BEGIN The data

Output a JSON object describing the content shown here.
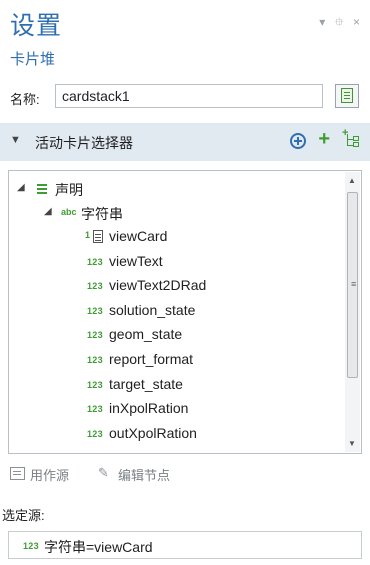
{
  "window": {
    "title": "设置",
    "controls": [
      "▾",
      "⯐",
      "×"
    ]
  },
  "subtitle": "卡片堆",
  "name_field": {
    "label": "名称:",
    "value": "cardstack1"
  },
  "section": {
    "title": "活动卡片选择器"
  },
  "tree": {
    "root": {
      "label": "声明"
    },
    "group": {
      "tag": "abc",
      "label": "字符串"
    },
    "items": [
      {
        "tag": "1",
        "label": "viewCard"
      },
      {
        "tag": "123",
        "label": "viewText"
      },
      {
        "tag": "123",
        "label": "viewText2DRad"
      },
      {
        "tag": "123",
        "label": "solution_state"
      },
      {
        "tag": "123",
        "label": "geom_state"
      },
      {
        "tag": "123",
        "label": "report_format"
      },
      {
        "tag": "123",
        "label": "target_state"
      },
      {
        "tag": "123",
        "label": "inXpolRation"
      },
      {
        "tag": "123",
        "label": "outXpolRation"
      }
    ]
  },
  "actions": {
    "use_as_source": "用作源",
    "edit_node": "编辑节点"
  },
  "selected_source": {
    "label": "选定源:",
    "tag": "123",
    "value": "字符串=viewCard"
  }
}
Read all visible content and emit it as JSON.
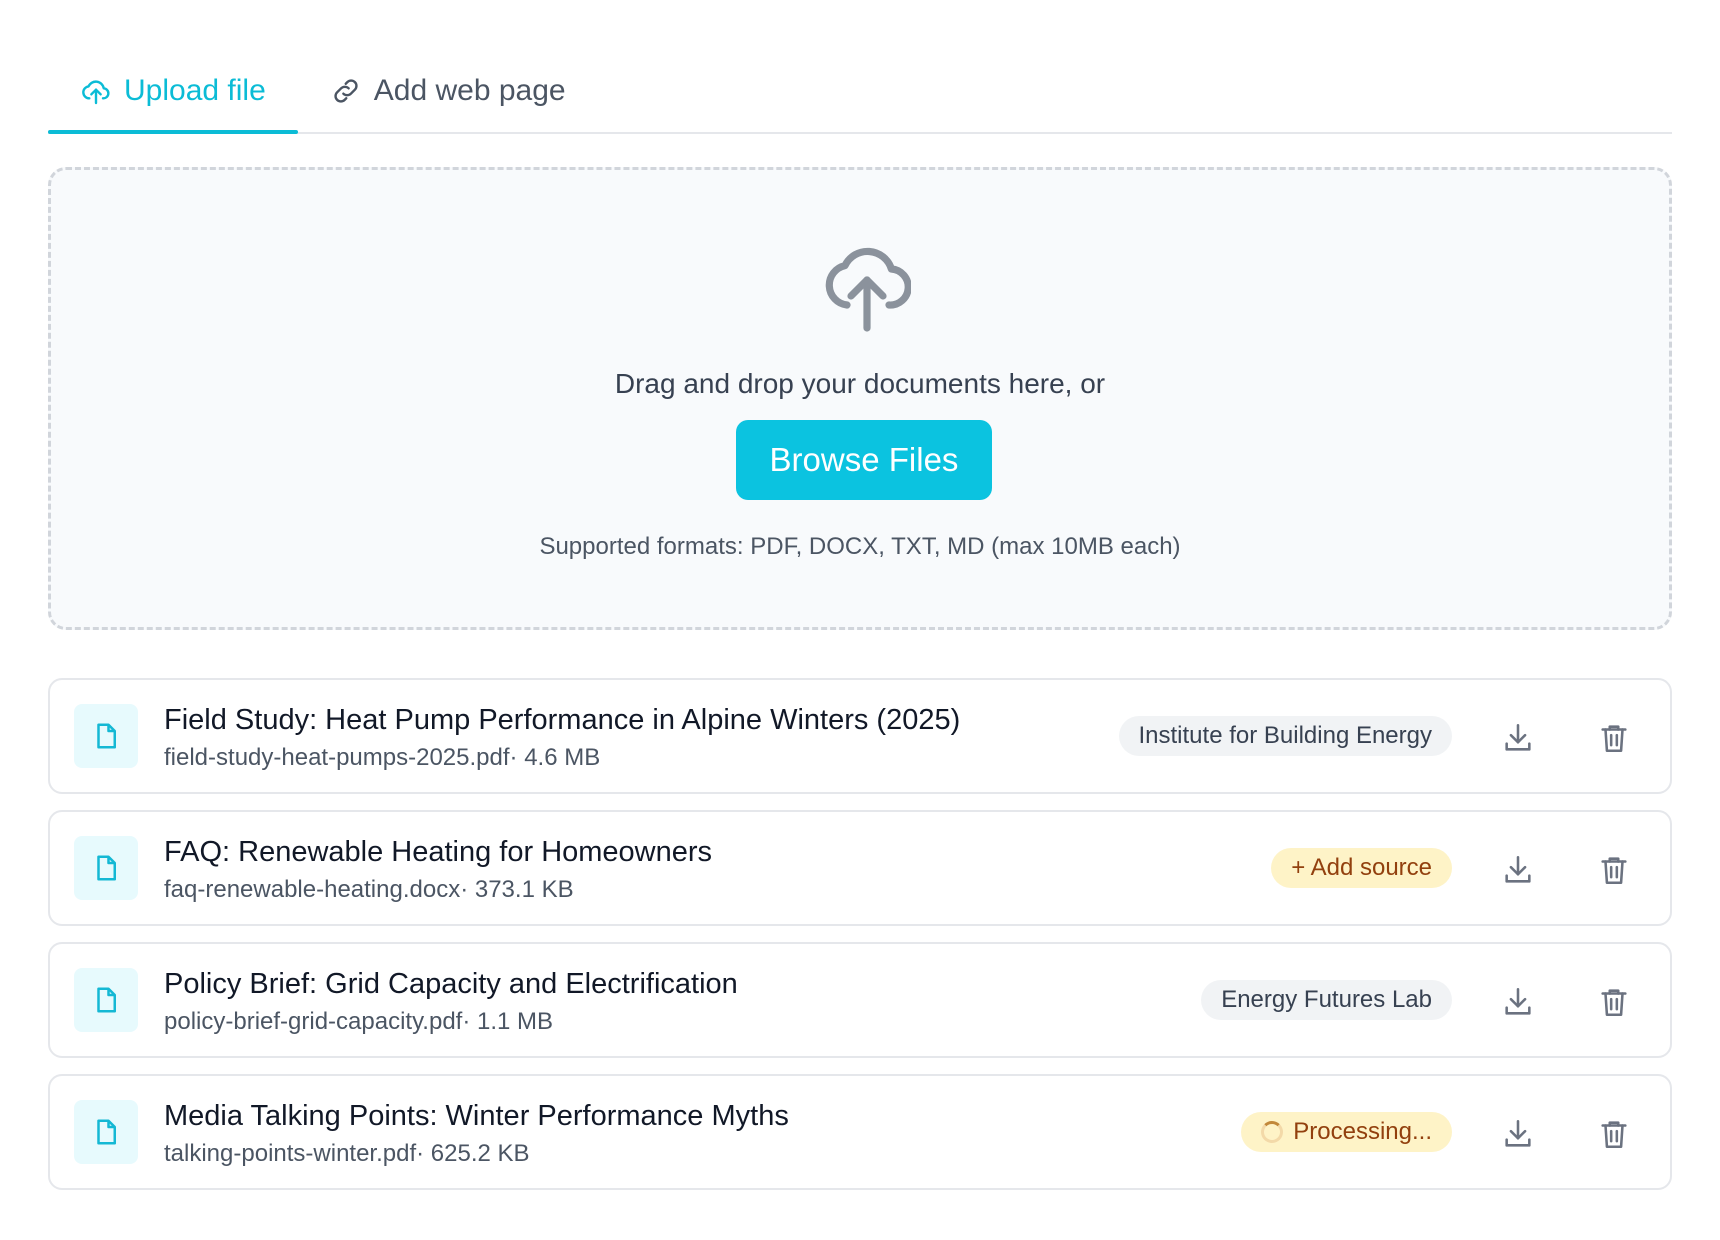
{
  "tabs": [
    {
      "label": "Upload file",
      "icon": "cloud-upload-icon",
      "active": true
    },
    {
      "label": "Add web page",
      "icon": "link-icon",
      "active": false
    }
  ],
  "dropzone": {
    "icon": "cloud-upload-icon",
    "prompt": "Drag and drop your documents here, or",
    "browse_label": "Browse Files",
    "formats": "Supported formats: PDF, DOCX, TXT, MD (max 10MB each)"
  },
  "files": [
    {
      "title": "Field Study: Heat Pump Performance in Alpine Winters (2025)",
      "meta": "field-study-heat-pumps-2025.pdf· 4.6 MB",
      "badge": "Institute for Building Energy",
      "badge_type": "source"
    },
    {
      "title": "FAQ: Renewable Heating for Homeowners",
      "meta": "faq-renewable-heating.docx· 373.1 KB",
      "badge": "+ Add source",
      "badge_type": "add"
    },
    {
      "title": "Policy Brief: Grid Capacity and Electrification",
      "meta": "policy-brief-grid-capacity.pdf· 1.1 MB",
      "badge": "Energy Futures Lab",
      "badge_type": "source"
    },
    {
      "title": "Media Talking Points: Winter Performance Myths",
      "meta": "talking-points-winter.pdf· 625.2 KB",
      "badge": "Processing...",
      "badge_type": "processing"
    }
  ],
  "colors": {
    "accent": "#0bc3e0",
    "tab_active": "#0bbcd6",
    "warning_bg": "#fef3c7",
    "warning_text": "#92400e"
  }
}
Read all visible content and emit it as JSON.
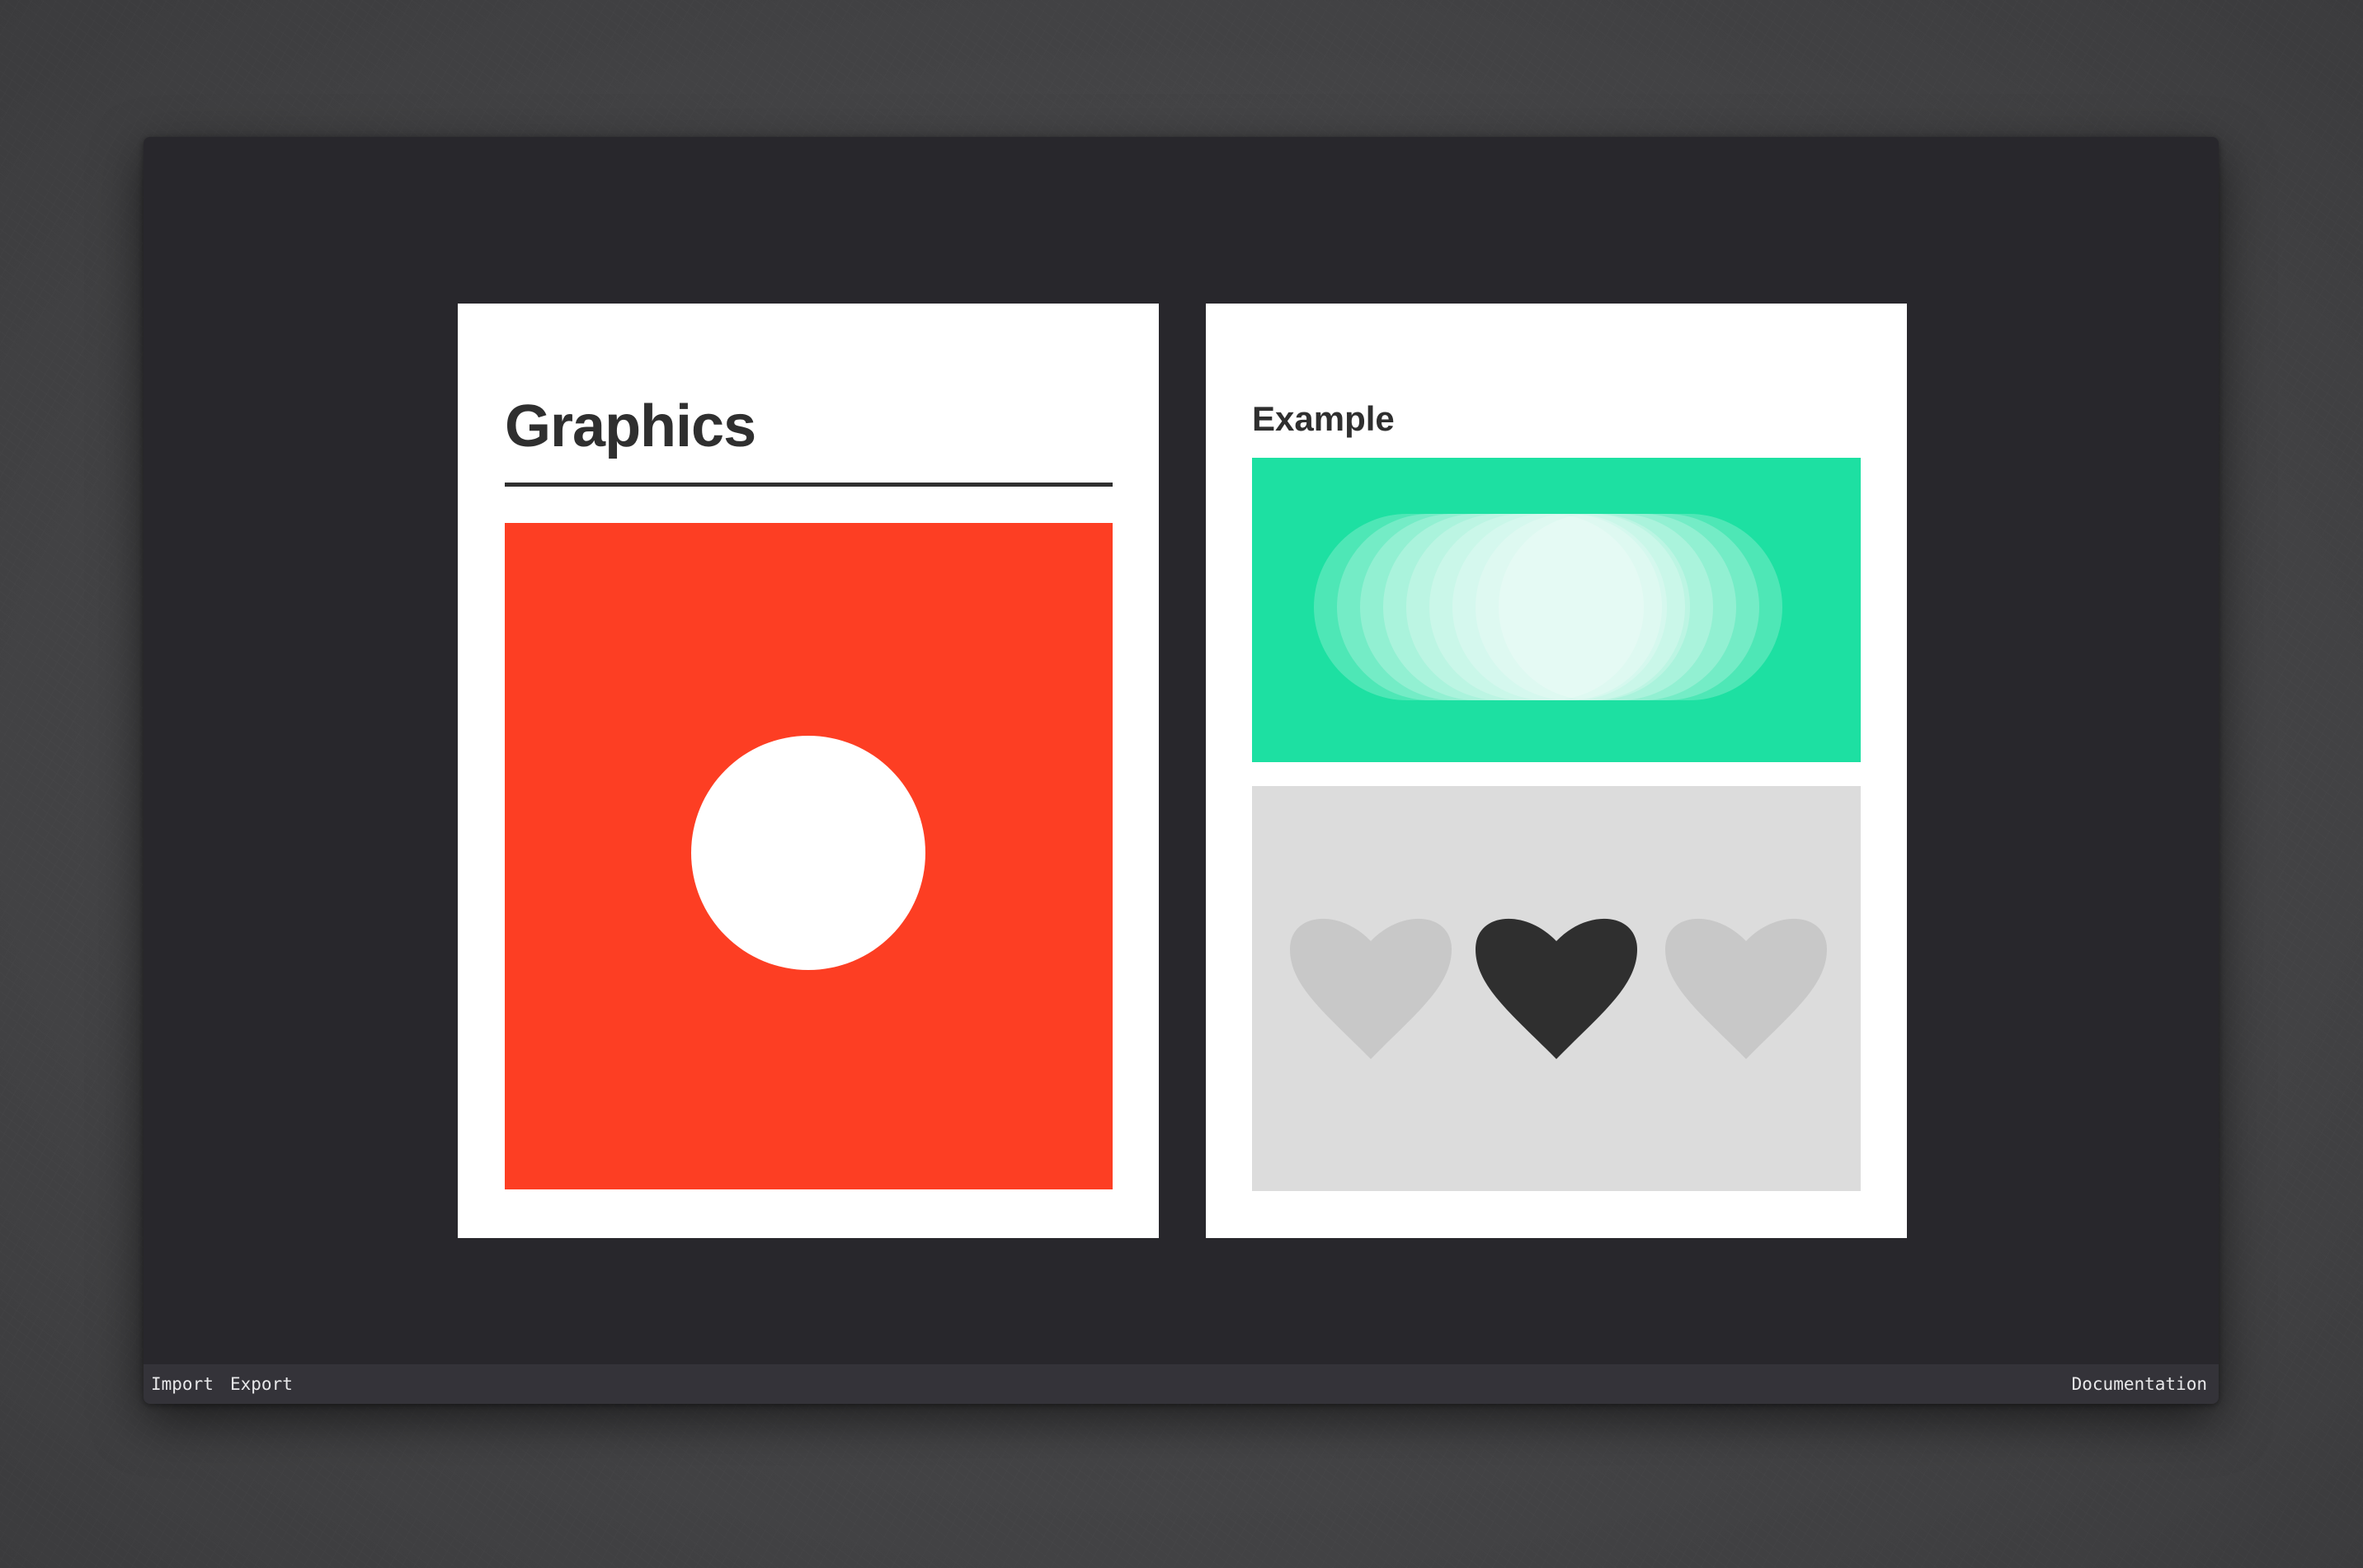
{
  "colors": {
    "canvas_bg": "#28272c",
    "page_bg": "#ffffff",
    "heading": "#2f2f2f",
    "red": "#fd3e23",
    "green": "#1de0a2",
    "gray_panel": "#dcdcdc",
    "heart_light": "#c8c8c8",
    "heart_dark": "#2f2f2f",
    "statusbar_bg": "#343339"
  },
  "pages": [
    {
      "title": "Graphics",
      "graphic": "red-square-with-white-circle"
    },
    {
      "title": "Example",
      "graphics": [
        "green-panel-with-pill-gradient",
        "gray-panel-with-three-hearts"
      ],
      "hearts": [
        {
          "icon": "heart-icon",
          "state": "inactive"
        },
        {
          "icon": "heart-icon",
          "state": "active"
        },
        {
          "icon": "heart-icon",
          "state": "inactive"
        }
      ]
    }
  ],
  "statusbar": {
    "import_label": "Import",
    "export_label": "Export",
    "documentation_label": "Documentation"
  }
}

END The data

Challenge. The records above must be printed exactly; the pictures stay out.

Result of this task.
Output a JSON object describing the content shown here.
{
  "window": {
    "title": "设置",
    "controls": [
      "▾",
      "⯐",
      "×"
    ]
  },
  "subtitle": "卡片堆",
  "name_field": {
    "label": "名称:",
    "value": "cardstack1"
  },
  "section": {
    "title": "活动卡片选择器"
  },
  "tree": {
    "root": {
      "label": "声明"
    },
    "group": {
      "tag": "abc",
      "label": "字符串"
    },
    "items": [
      {
        "tag": "1",
        "label": "viewCard"
      },
      {
        "tag": "123",
        "label": "viewText"
      },
      {
        "tag": "123",
        "label": "viewText2DRad"
      },
      {
        "tag": "123",
        "label": "solution_state"
      },
      {
        "tag": "123",
        "label": "geom_state"
      },
      {
        "tag": "123",
        "label": "report_format"
      },
      {
        "tag": "123",
        "label": "target_state"
      },
      {
        "tag": "123",
        "label": "inXpolRation"
      },
      {
        "tag": "123",
        "label": "outXpolRation"
      }
    ]
  },
  "actions": {
    "use_as_source": "用作源",
    "edit_node": "编辑节点"
  },
  "selected_source": {
    "label": "选定源:",
    "tag": "123",
    "value": "字符串=viewCard"
  }
}
Read all visible content and emit it as JSON.
{
  "tabs": [
    {
      "label": "Upload file",
      "icon": "cloud-upload-icon",
      "active": true
    },
    {
      "label": "Add web page",
      "icon": "link-icon",
      "active": false
    }
  ],
  "dropzone": {
    "icon": "cloud-upload-icon",
    "prompt": "Drag and drop your documents here, or",
    "browse_label": "Browse Files",
    "formats": "Supported formats: PDF, DOCX, TXT, MD (max 10MB each)"
  },
  "files": [
    {
      "title": "Field Study: Heat Pump Performance in Alpine Winters (2025)",
      "meta": "field-study-heat-pumps-2025.pdf· 4.6 MB",
      "badge": "Institute for Building Energy",
      "badge_type": "source"
    },
    {
      "title": "FAQ: Renewable Heating for Homeowners",
      "meta": "faq-renewable-heating.docx· 373.1 KB",
      "badge": "+ Add source",
      "badge_type": "add"
    },
    {
      "title": "Policy Brief: Grid Capacity and Electrification",
      "meta": "policy-brief-grid-capacity.pdf· 1.1 MB",
      "badge": "Energy Futures Lab",
      "badge_type": "source"
    },
    {
      "title": "Media Talking Points: Winter Performance Myths",
      "meta": "talking-points-winter.pdf· 625.2 KB",
      "badge": "Processing...",
      "badge_type": "processing"
    }
  ],
  "colors": {
    "accent": "#0bc3e0",
    "tab_active": "#0bbcd6",
    "warning_bg": "#fef3c7",
    "warning_text": "#92400e"
  }
}
Read all visible content and emit it as JSON.
{
  "colors": {
    "canvas_bg": "#28272c",
    "page_bg": "#ffffff",
    "heading": "#2f2f2f",
    "red": "#fd3e23",
    "green": "#1de0a2",
    "gray_panel": "#dcdcdc",
    "heart_light": "#c8c8c8",
    "heart_dark": "#2f2f2f",
    "statusbar_bg": "#343339"
  },
  "pages": [
    {
      "title": "Graphics",
      "graphic": "red-square-with-white-circle"
    },
    {
      "title": "Example",
      "graphics": [
        "green-panel-with-pill-gradient",
        "gray-panel-with-three-hearts"
      ],
      "hearts": [
        {
          "icon": "heart-icon",
          "state": "inactive"
        },
        {
          "icon": "heart-icon",
          "state": "active"
        },
        {
          "icon": "heart-icon",
          "state": "inactive"
        }
      ]
    }
  ],
  "statusbar": {
    "import_label": "Import",
    "export_label": "Export",
    "documentation_label": "Documentation"
  }
}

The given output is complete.